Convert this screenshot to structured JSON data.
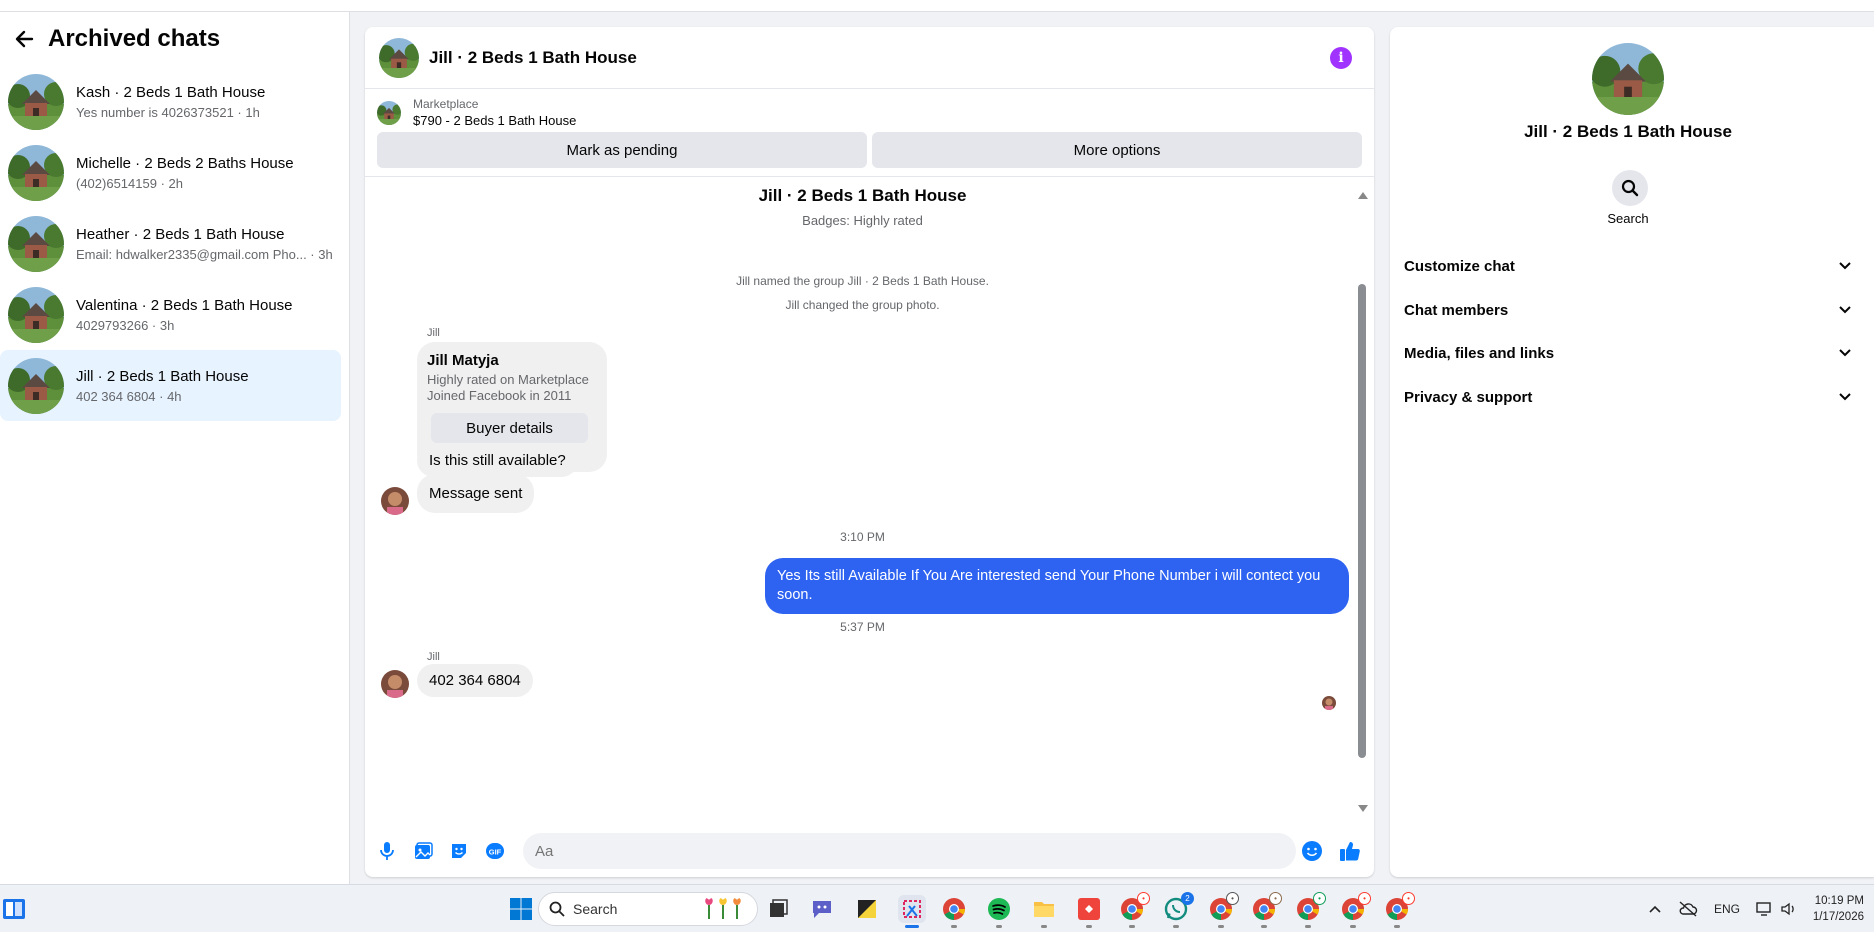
{
  "sidebar": {
    "title": "Archived chats",
    "chats": [
      {
        "name": "Kash · 2 Beds 1 Bath House",
        "sub": "Yes number is 4026373521 · 1h"
      },
      {
        "name": "Michelle · 2 Beds 2 Baths House",
        "sub": "(402)6514159 · 2h"
      },
      {
        "name": "Heather · 2 Beds 1 Bath House",
        "sub": "Email: hdwalker2335@gmail.com Pho... · 3h"
      },
      {
        "name": "Valentina · 2 Beds 1 Bath House",
        "sub": "4029793266 · 3h"
      },
      {
        "name": "Jill · 2 Beds 1 Bath House",
        "sub": "402 364 6804 · 4h"
      }
    ]
  },
  "chat": {
    "title": "Jill · 2 Beds 1 Bath House",
    "marketplace_label": "Marketplace",
    "listing": "$790 - 2 Beds 1 Bath House",
    "mark_pending": "Mark as pending",
    "more_options": "More options",
    "group_title": "Jill · 2 Beds 1 Bath House",
    "badges": "Badges: Highly rated",
    "sys_named": "Jill named the group Jill · 2 Beds 1 Bath House.",
    "sys_photo": "Jill changed the group photo.",
    "sender": "Jill",
    "card_name": "Jill Matyja",
    "card_line1": "Highly rated on Marketplace",
    "card_line2": "Joined Facebook in 2011",
    "buyer_details": "Buyer details",
    "msg_available": "Is this still available?",
    "msg_sent": "Message sent",
    "time1": "3:10 PM",
    "msg_out": "Yes Its still Available If You Are interested send Your Phone Number i will contect you soon.",
    "time2": "5:37 PM",
    "msg_phone": "402 364 6804",
    "composer_placeholder": "Aa"
  },
  "info_panel": {
    "title": "Jill · 2 Beds 1 Bath House",
    "search_label": "Search",
    "sections": [
      "Customize chat",
      "Chat members",
      "Media, files and links",
      "Privacy & support"
    ]
  },
  "taskbar": {
    "search_label": "Search",
    "lang": "ENG",
    "time": "10:19 PM",
    "date": "1/17/2026",
    "whatsapp_badge": "2"
  },
  "colors": {
    "accent": "#2e63f2",
    "info": "#a033ff",
    "active_chat": "#e7f3ff"
  }
}
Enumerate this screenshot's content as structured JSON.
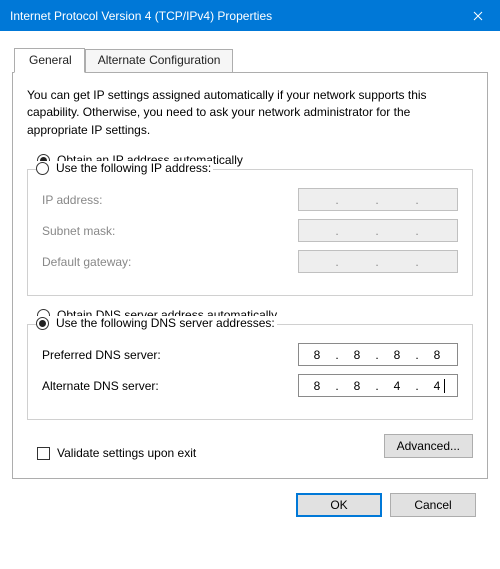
{
  "window": {
    "title": "Internet Protocol Version 4 (TCP/IPv4) Properties"
  },
  "tabs": {
    "general": "General",
    "alternate": "Alternate Configuration"
  },
  "description": "You can get IP settings assigned automatically if your network supports this capability. Otherwise, you need to ask your network administrator for the appropriate IP settings.",
  "ip": {
    "auto_label": "Obtain an IP address automatically",
    "manual_label": "Use the following IP address:",
    "selected": "auto",
    "fields": {
      "address_label": "IP address:",
      "subnet_label": "Subnet mask:",
      "gateway_label": "Default gateway:",
      "address": [
        "",
        "",
        "",
        ""
      ],
      "subnet": [
        "",
        "",
        "",
        ""
      ],
      "gateway": [
        "",
        "",
        "",
        ""
      ]
    }
  },
  "dns": {
    "auto_label": "Obtain DNS server address automatically",
    "manual_label": "Use the following DNS server addresses:",
    "selected": "manual",
    "fields": {
      "preferred_label": "Preferred DNS server:",
      "alternate_label": "Alternate DNS server:",
      "preferred": [
        "8",
        "8",
        "8",
        "8"
      ],
      "alternate": [
        "8",
        "8",
        "4",
        "4"
      ]
    }
  },
  "validate_label": "Validate settings upon exit",
  "validate_checked": false,
  "buttons": {
    "advanced": "Advanced...",
    "ok": "OK",
    "cancel": "Cancel"
  }
}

* REQUEST:
Lines that hold the word "gateway" are the ones to return, every one of them.

* ANSWER TO THIS PROBLEM:
      "gateway_label": "Default gateway:",
      "gateway": [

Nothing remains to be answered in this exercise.